_WORK TO BE COMPLETED_:
Copy out all of the material below line for line, omitting the pictures.

Layout element annotations:
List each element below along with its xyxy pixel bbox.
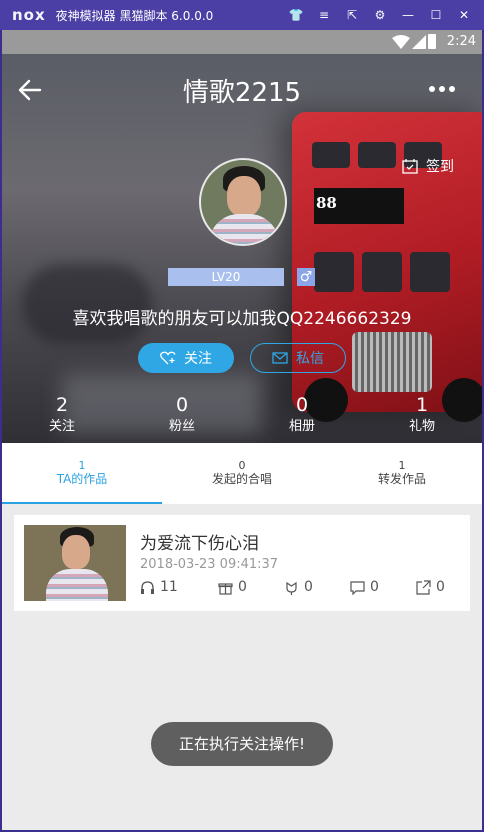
tab-count: 1 [78, 459, 86, 472]
stat-label: 礼物 [408, 419, 435, 434]
phone-screen: 2:24 88 情歌2215 签到 LV20 ♂ 喜欢我唱歌的朋友可以加我QQ2… [2, 30, 482, 830]
flowers-count: 0 [304, 579, 313, 595]
page-title: 情歌2215 [182, 78, 302, 108]
metric-flowers: 0 [284, 579, 313, 595]
more-icon[interactable] [428, 82, 456, 96]
bus-sign: 88 [314, 188, 404, 224]
toast-message: 正在执行关注操作! [151, 722, 333, 766]
menu-icon[interactable]: ≡ [310, 8, 338, 22]
stat-count: 0 [295, 394, 309, 416]
profile-header-background: 88 [2, 54, 482, 443]
profile-stats: 2 关注 0 粉丝 0 相册 1 礼物 [2, 394, 482, 440]
tab-label: 发起的合唱 [211, 472, 272, 486]
follow-button[interactable]: 关注 [138, 343, 234, 373]
male-gender-icon: ♂ [297, 268, 315, 286]
stat-count: 1 [415, 394, 429, 416]
status-time: 2:24 [446, 34, 476, 49]
stat-count: 0 [175, 394, 189, 416]
comments-count: 0 [370, 579, 379, 595]
user-signature: 喜欢我唱歌的朋友可以加我QQ2246662329 [72, 309, 412, 329]
stat-albums[interactable]: 0 相册 [262, 394, 342, 438]
emulator-logo: nox [12, 6, 46, 24]
metric-gifts: 0 [218, 579, 247, 595]
tab-my-works[interactable]: 1 TA的作品 [2, 443, 162, 504]
gear-icon[interactable]: ⚙ [366, 8, 394, 22]
flower-icon [286, 581, 297, 595]
avatar[interactable] [199, 158, 287, 246]
calendar-check-icon [402, 159, 418, 174]
stat-fans[interactable]: 0 粉丝 [142, 394, 222, 438]
tab-reposts[interactable]: 1 转发作品 [322, 443, 482, 504]
shares-count: 0 [436, 579, 445, 595]
stat-label: 粉丝 [168, 419, 195, 434]
works-tabs: 1 TA的作品 0 发起的合唱 1 转发作品 [2, 443, 482, 504]
checkin-label: 签到 [426, 159, 454, 175]
message-label: 私信 [296, 351, 324, 367]
emulator-controls: 👕 ≡ ⇱ ⚙ — ☐ ✕ [282, 0, 478, 30]
tab-count: 0 [238, 459, 246, 472]
pin-icon[interactable]: ⇱ [338, 8, 366, 22]
maximize-icon[interactable]: ☐ [422, 8, 450, 22]
comment-icon [350, 580, 365, 595]
listens-count: 11 [160, 579, 178, 595]
minimize-icon[interactable]: — [394, 8, 422, 22]
tab-label: 转发作品 [377, 472, 426, 486]
stat-label: 关注 [48, 419, 75, 434]
work-date: 2018-03-23 09:41:37 [140, 557, 279, 572]
metric-shares: 0 [416, 579, 445, 595]
stat-gifts[interactable]: 1 礼物 [382, 394, 462, 438]
envelope-icon [272, 352, 288, 364]
signal-icon [412, 35, 426, 49]
emulator-title: 夜神模拟器 黑猫脚本 6.0.0.0 [55, 8, 214, 23]
work-card[interactable]: 为爱流下伤心泪 2018-03-23 09:41:37 11 0 0 0 0 [14, 515, 470, 611]
follow-label: 关注 [184, 351, 212, 367]
wifi-icon [392, 35, 410, 49]
stat-label: 相册 [288, 419, 315, 434]
bus-grille [352, 332, 432, 392]
level-badge: LV20 [168, 268, 284, 286]
work-title: 为爱流下伤心泪 [140, 534, 259, 554]
gift-icon [218, 582, 233, 595]
tab-count: 1 [398, 459, 406, 472]
work-metrics: 11 0 0 0 0 [140, 579, 460, 599]
battery-icon [428, 34, 436, 49]
stat-count: 2 [55, 394, 69, 416]
tab-label: TA的作品 [56, 472, 108, 486]
close-icon[interactable]: ✕ [450, 8, 478, 22]
tab-chorus[interactable]: 0 发起的合唱 [162, 443, 322, 504]
shirt-icon[interactable]: 👕 [282, 8, 310, 22]
message-button[interactable]: 私信 [250, 343, 346, 373]
headphones-icon [141, 580, 154, 594]
gifts-count: 0 [238, 579, 247, 595]
share-icon [416, 579, 431, 595]
metric-comments: 0 [350, 579, 379, 595]
heart-plus-icon [160, 351, 176, 365]
metric-listens: 11 [140, 579, 178, 595]
status-bar: 2:24 [2, 30, 482, 54]
checkin-button[interactable]: 签到 [402, 156, 454, 176]
stat-following[interactable]: 2 关注 [22, 394, 102, 438]
work-thumbnail [24, 525, 126, 601]
emulator-title-bar: nox 夜神模拟器 黑猫脚本 6.0.0.0 👕 ≡ ⇱ ⚙ — ☐ ✕ [0, 0, 484, 30]
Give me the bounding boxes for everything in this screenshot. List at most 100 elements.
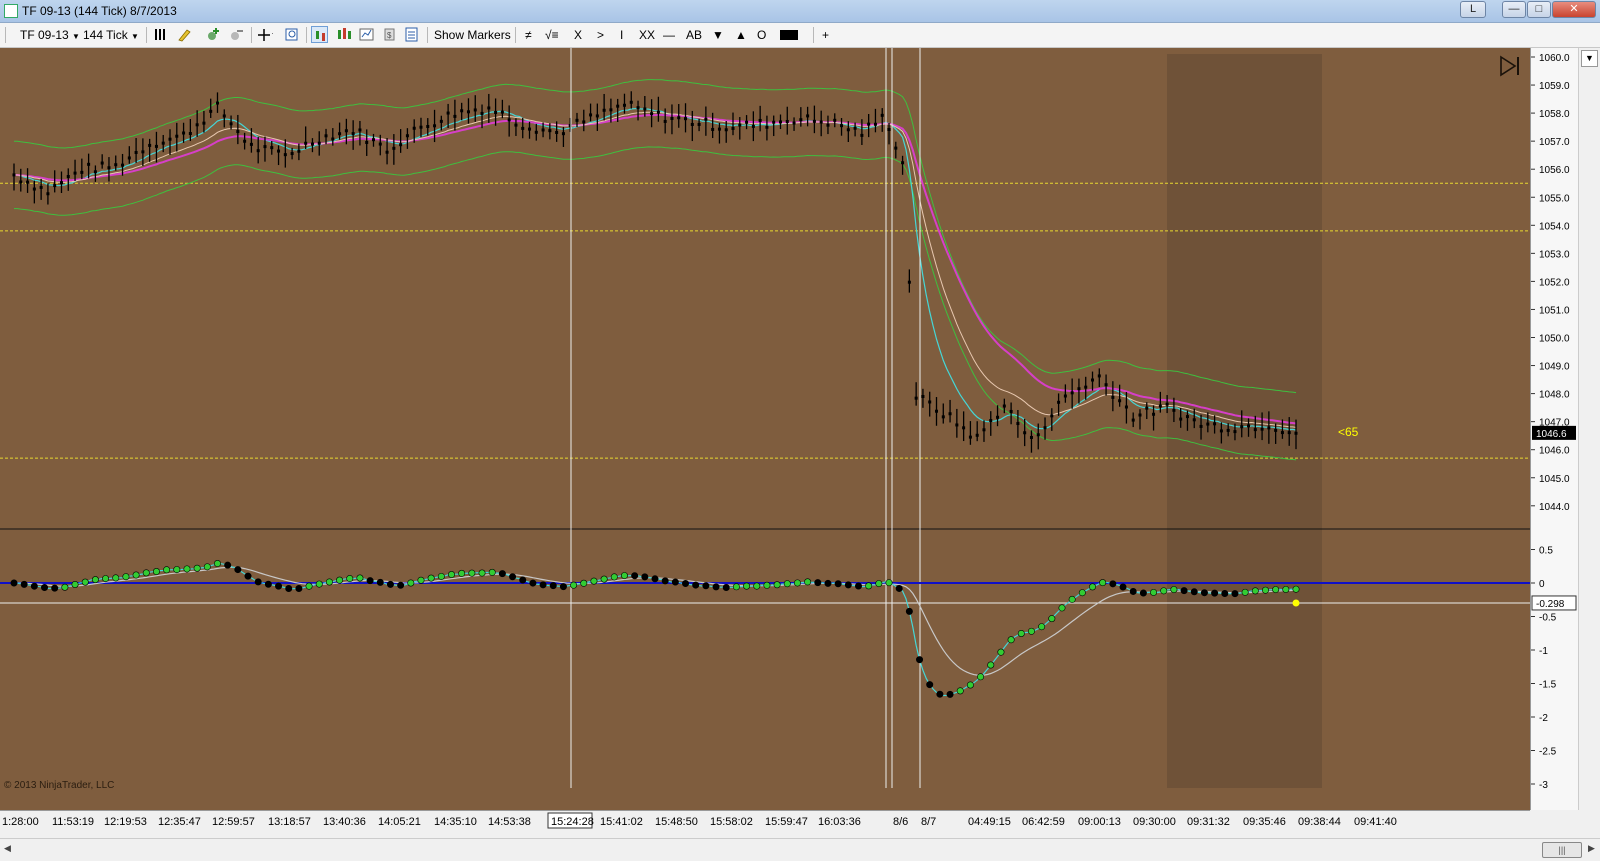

_TASK SOLUTION_:
List each element below along with its xyxy pixel bbox.
tab-count: 1 [78, 459, 86, 472]
stat-label: 礼物 [408, 419, 435, 434]
phone-screen: 2:24 88 情歌2215 签到 LV20 ♂ 喜欢我唱歌的朋友可以加我QQ2… [2, 30, 482, 830]
flowers-count: 0 [304, 579, 313, 595]
page-title: 情歌2215 [182, 78, 302, 108]
metric-flowers: 0 [284, 579, 313, 595]
more-icon[interactable] [428, 82, 456, 96]
bus-sign: 88 [314, 188, 404, 224]
toast-message: 正在执行关注操作! [151, 722, 333, 766]
menu-icon[interactable]: ≡ [310, 8, 338, 22]
stat-count: 0 [295, 394, 309, 416]
profile-header-background: 88 [2, 54, 482, 443]
profile-stats: 2 关注 0 粉丝 0 相册 1 礼物 [2, 394, 482, 440]
tab-label: 发起的合唱 [211, 472, 272, 486]
follow-button[interactable]: 关注 [138, 343, 234, 373]
male-gender-icon: ♂ [297, 268, 315, 286]
stat-count: 1 [415, 394, 429, 416]
status-time: 2:24 [446, 34, 476, 49]
stat-count: 0 [175, 394, 189, 416]
comments-count: 0 [370, 579, 379, 595]
user-signature: 喜欢我唱歌的朋友可以加我QQ2246662329 [72, 309, 412, 329]
stat-albums[interactable]: 0 相册 [262, 394, 342, 438]
emulator-logo: nox [12, 6, 46, 24]
metric-gifts: 0 [218, 579, 247, 595]
tab-my-works[interactable]: 1 TA的作品 [2, 443, 162, 504]
gear-icon[interactable]: ⚙ [366, 8, 394, 22]
flower-icon [286, 581, 297, 595]
avatar[interactable] [199, 158, 287, 246]
calendar-check-icon [402, 159, 418, 174]
stat-fans[interactable]: 0 粉丝 [142, 394, 222, 438]
tab-reposts[interactable]: 1 转发作品 [322, 443, 482, 504]
shares-count: 0 [436, 579, 445, 595]
stat-label: 粉丝 [168, 419, 195, 434]
works-tabs: 1 TA的作品 0 发起的合唱 1 转发作品 [2, 443, 482, 504]
checkin-label: 签到 [426, 159, 454, 175]
message-label: 私信 [296, 351, 324, 367]
emulator-controls: 👕 ≡ ⇱ ⚙ — ☐ ✕ [282, 0, 478, 30]
tab-count: 0 [238, 459, 246, 472]
pin-icon[interactable]: ⇱ [338, 8, 366, 22]
maximize-icon[interactable]: ☐ [422, 8, 450, 22]
comment-icon [350, 580, 365, 595]
listens-count: 11 [160, 579, 178, 595]
minimize-icon[interactable]: — [394, 8, 422, 22]
tab-label: 转发作品 [377, 472, 426, 486]
stat-label: 关注 [48, 419, 75, 434]
work-date: 2018-03-23 09:41:37 [140, 557, 279, 572]
metric-shares: 0 [416, 579, 445, 595]
stat-gifts[interactable]: 1 礼物 [382, 394, 462, 438]
envelope-icon [272, 352, 288, 364]
signal-icon [412, 35, 426, 49]
emulator-title: 夜神模拟器 黑猫脚本 6.0.0.0 [55, 8, 214, 23]
work-card[interactable]: 为爱流下伤心泪 2018-03-23 09:41:37 11 0 0 0 0 [14, 515, 470, 611]
follow-label: 关注 [184, 351, 212, 367]
wifi-icon [392, 35, 410, 49]
stat-label: 相册 [288, 419, 315, 434]
bus-grille [352, 332, 432, 392]
level-badge: LV20 [168, 268, 284, 286]
work-title: 为爱流下伤心泪 [140, 534, 259, 554]
gift-icon [218, 582, 233, 595]
tab-count: 1 [398, 459, 406, 472]
work-metrics: 11 0 0 0 0 [140, 579, 460, 599]
battery-icon [428, 34, 436, 49]
stat-count: 2 [55, 394, 69, 416]
tab-label: TA的作品 [56, 472, 108, 486]
close-icon[interactable]: ✕ [450, 8, 478, 22]
tab-chorus[interactable]: 0 发起的合唱 [162, 443, 322, 504]
shirt-icon[interactable]: 👕 [282, 8, 310, 22]
message-button[interactable]: 私信 [250, 343, 346, 373]
headphones-icon [141, 580, 154, 594]
gifts-count: 0 [238, 579, 247, 595]
share-icon [416, 579, 431, 595]
metric-comments: 0 [350, 579, 379, 595]
heart-plus-icon [160, 351, 176, 365]
metric-listens: 11 [140, 579, 178, 595]
status-bar: 2:24 [2, 30, 482, 54]
checkin-button[interactable]: 签到 [402, 156, 454, 176]
stat-following[interactable]: 2 关注 [22, 394, 102, 438]
work-thumbnail [24, 525, 126, 601]
emulator-title-bar: nox 夜神模拟器 黑猫脚本 6.0.0.0 👕 ≡ ⇱ ⚙ — ☐ ✕ [0, 0, 484, 30]
Give me the bounding boxes for everything in this screenshot. List at most 100 elements.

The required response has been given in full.